All lines holding the string "Temperature" are to be shown.

□ □ □ □ □ □ □

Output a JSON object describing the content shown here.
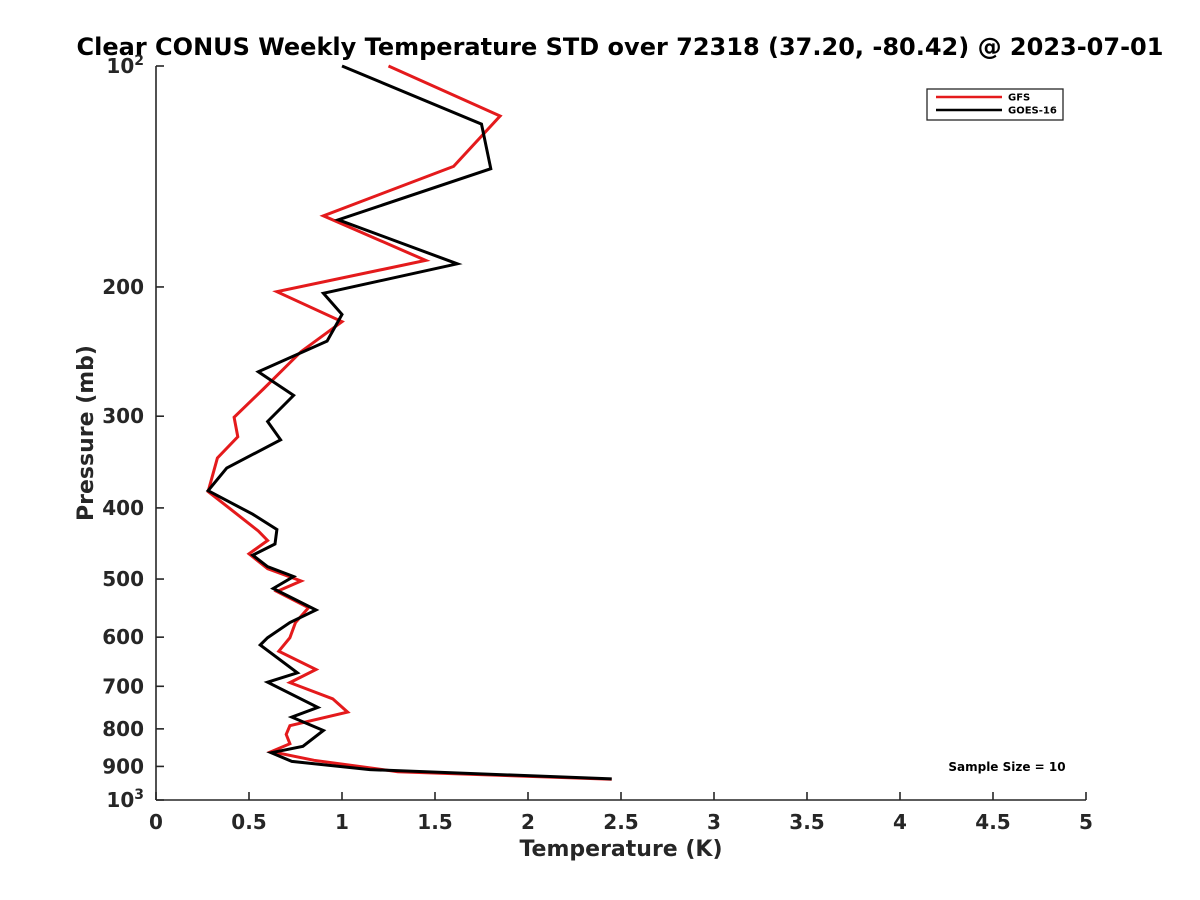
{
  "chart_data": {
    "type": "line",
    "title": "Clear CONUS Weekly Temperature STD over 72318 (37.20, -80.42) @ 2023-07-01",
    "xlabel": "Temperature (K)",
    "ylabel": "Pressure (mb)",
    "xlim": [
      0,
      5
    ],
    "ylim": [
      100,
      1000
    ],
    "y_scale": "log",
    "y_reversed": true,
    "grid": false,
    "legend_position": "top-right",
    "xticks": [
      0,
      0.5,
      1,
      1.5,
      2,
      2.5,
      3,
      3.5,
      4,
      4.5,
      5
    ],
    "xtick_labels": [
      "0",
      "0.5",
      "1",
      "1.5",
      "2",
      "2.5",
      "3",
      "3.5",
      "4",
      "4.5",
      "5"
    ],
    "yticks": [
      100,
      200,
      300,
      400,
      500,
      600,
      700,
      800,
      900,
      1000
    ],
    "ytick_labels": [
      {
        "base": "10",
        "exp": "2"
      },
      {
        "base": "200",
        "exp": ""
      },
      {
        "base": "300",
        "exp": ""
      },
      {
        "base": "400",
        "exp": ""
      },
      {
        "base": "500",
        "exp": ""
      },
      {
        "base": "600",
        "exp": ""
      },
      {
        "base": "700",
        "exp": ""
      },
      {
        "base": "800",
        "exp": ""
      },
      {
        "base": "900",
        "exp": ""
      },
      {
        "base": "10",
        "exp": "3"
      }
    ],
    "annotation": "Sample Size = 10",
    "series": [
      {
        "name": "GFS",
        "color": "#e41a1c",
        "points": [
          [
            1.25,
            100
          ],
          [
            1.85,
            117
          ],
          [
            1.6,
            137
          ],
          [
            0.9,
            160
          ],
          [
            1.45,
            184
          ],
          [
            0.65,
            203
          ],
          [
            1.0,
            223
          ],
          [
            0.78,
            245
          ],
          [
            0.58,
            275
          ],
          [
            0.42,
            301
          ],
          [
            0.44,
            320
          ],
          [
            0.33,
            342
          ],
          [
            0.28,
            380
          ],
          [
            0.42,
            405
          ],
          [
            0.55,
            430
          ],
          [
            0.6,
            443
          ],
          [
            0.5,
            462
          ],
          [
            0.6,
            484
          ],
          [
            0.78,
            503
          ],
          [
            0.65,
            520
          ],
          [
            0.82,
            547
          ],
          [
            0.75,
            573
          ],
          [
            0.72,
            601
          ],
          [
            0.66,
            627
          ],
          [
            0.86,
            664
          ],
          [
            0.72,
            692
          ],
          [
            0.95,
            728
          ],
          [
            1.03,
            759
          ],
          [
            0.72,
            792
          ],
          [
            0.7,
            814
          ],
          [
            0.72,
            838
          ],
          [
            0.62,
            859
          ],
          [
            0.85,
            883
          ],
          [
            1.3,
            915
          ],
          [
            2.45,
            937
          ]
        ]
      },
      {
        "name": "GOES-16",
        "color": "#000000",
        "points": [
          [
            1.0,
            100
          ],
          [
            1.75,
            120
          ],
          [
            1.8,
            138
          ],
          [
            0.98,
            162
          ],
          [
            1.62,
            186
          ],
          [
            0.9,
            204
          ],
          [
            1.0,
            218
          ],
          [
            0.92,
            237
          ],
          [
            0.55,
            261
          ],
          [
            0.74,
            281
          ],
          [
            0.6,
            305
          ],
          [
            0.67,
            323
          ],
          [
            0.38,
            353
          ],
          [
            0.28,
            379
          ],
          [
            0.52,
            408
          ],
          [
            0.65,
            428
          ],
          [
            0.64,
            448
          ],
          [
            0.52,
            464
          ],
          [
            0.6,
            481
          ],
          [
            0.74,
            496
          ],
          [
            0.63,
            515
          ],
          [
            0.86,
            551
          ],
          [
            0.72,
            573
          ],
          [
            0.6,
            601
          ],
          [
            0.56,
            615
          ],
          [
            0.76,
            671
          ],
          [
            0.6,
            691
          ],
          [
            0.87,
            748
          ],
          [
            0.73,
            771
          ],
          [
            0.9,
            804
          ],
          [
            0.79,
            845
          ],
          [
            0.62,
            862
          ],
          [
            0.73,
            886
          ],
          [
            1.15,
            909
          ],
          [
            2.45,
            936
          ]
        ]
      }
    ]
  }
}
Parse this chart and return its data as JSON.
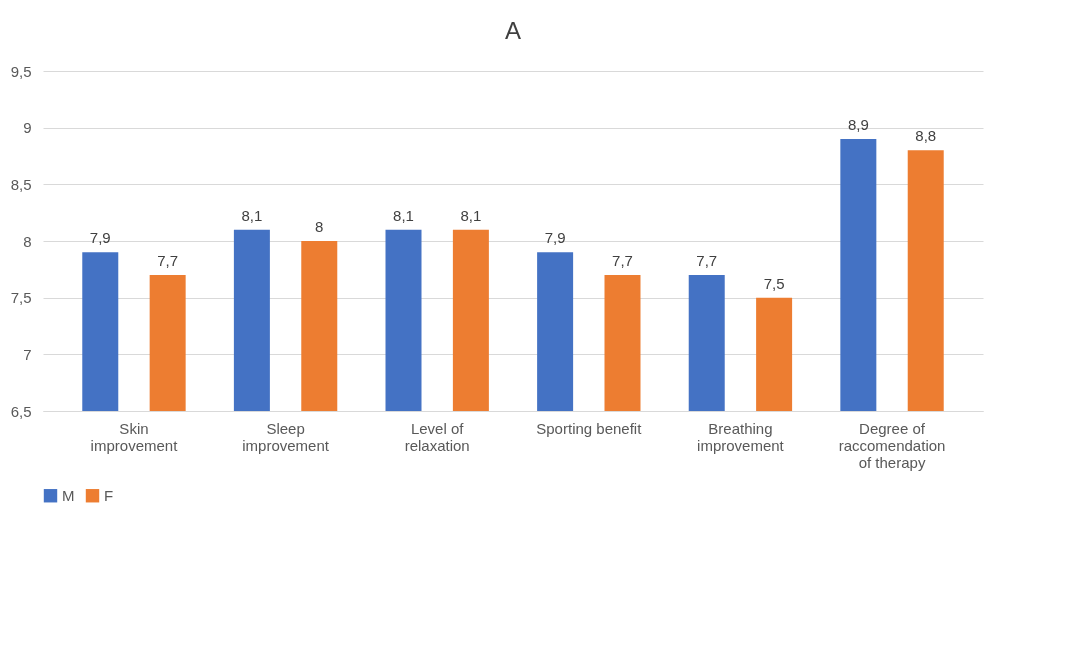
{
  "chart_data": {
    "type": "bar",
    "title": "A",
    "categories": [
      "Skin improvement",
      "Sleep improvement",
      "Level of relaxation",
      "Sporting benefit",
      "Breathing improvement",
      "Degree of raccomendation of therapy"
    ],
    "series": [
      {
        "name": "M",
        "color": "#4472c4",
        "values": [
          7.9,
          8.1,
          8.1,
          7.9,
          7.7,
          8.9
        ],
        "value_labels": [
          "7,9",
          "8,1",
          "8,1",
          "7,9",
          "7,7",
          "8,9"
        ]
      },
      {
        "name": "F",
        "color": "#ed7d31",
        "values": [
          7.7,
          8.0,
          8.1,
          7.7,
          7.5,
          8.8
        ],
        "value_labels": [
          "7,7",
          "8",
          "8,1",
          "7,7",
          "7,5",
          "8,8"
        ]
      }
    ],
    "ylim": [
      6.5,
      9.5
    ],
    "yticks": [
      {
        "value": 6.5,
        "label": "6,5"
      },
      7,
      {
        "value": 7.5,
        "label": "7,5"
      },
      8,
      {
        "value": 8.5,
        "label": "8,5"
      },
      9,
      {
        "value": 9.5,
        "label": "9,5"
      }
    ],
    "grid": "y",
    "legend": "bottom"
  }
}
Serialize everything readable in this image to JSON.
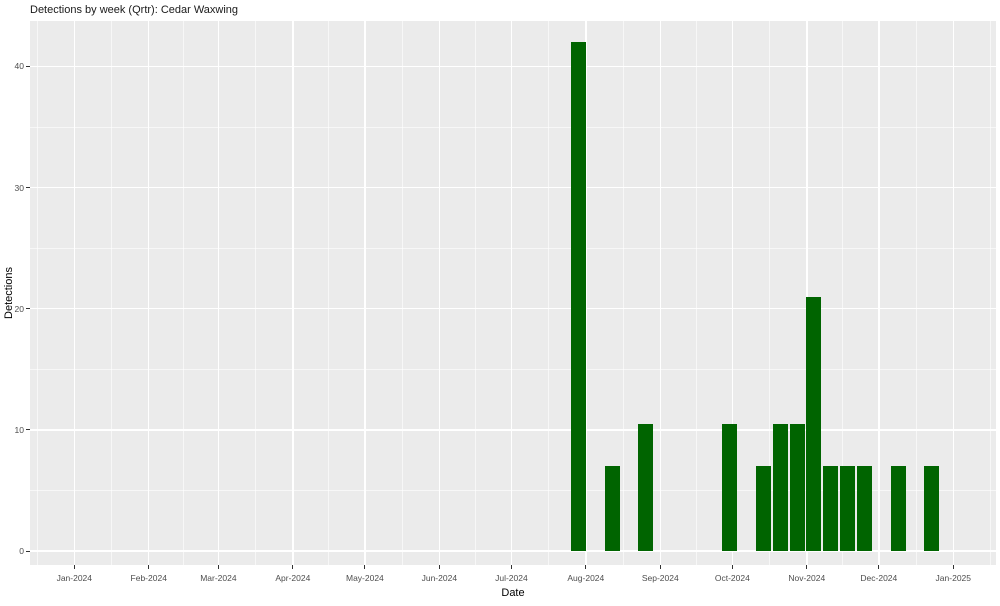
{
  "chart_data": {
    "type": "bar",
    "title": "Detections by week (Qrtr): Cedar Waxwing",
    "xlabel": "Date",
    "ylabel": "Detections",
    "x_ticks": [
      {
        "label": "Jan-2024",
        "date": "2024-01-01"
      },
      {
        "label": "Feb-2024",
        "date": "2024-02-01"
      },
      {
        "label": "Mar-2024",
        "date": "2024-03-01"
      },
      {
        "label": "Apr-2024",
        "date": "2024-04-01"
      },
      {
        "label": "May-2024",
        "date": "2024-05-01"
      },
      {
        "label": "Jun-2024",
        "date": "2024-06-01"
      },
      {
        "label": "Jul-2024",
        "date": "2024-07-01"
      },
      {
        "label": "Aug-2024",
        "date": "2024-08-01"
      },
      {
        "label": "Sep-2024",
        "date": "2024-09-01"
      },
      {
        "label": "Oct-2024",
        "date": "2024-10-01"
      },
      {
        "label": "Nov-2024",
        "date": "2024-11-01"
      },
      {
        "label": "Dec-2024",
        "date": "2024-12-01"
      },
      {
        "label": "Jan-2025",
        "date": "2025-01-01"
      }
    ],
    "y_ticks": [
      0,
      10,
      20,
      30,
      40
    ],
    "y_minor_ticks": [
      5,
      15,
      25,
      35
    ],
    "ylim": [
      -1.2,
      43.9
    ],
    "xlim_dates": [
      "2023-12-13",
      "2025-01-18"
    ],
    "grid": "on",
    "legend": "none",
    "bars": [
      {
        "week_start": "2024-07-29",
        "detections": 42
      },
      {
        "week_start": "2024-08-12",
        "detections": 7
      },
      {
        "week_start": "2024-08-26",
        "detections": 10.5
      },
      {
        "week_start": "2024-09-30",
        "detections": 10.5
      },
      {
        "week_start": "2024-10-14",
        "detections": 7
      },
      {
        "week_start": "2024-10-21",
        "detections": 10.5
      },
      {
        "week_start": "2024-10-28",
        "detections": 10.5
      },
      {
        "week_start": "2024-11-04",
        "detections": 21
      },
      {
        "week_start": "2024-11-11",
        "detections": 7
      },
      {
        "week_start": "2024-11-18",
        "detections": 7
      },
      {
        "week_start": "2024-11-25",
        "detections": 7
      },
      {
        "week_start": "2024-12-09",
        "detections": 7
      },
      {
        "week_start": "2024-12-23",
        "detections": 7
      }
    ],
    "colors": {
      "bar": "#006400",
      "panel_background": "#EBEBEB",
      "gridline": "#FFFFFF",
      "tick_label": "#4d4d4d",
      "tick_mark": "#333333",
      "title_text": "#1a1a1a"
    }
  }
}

□ □ □ □ □ □ □

ANSWER TO THE EXERCISE.
    "title": "Clear CONUS Weekly Temperature STD over 72318 (37.20, -80.42) @ 2023-07-01",
    "xlabel": "Temperature (K)",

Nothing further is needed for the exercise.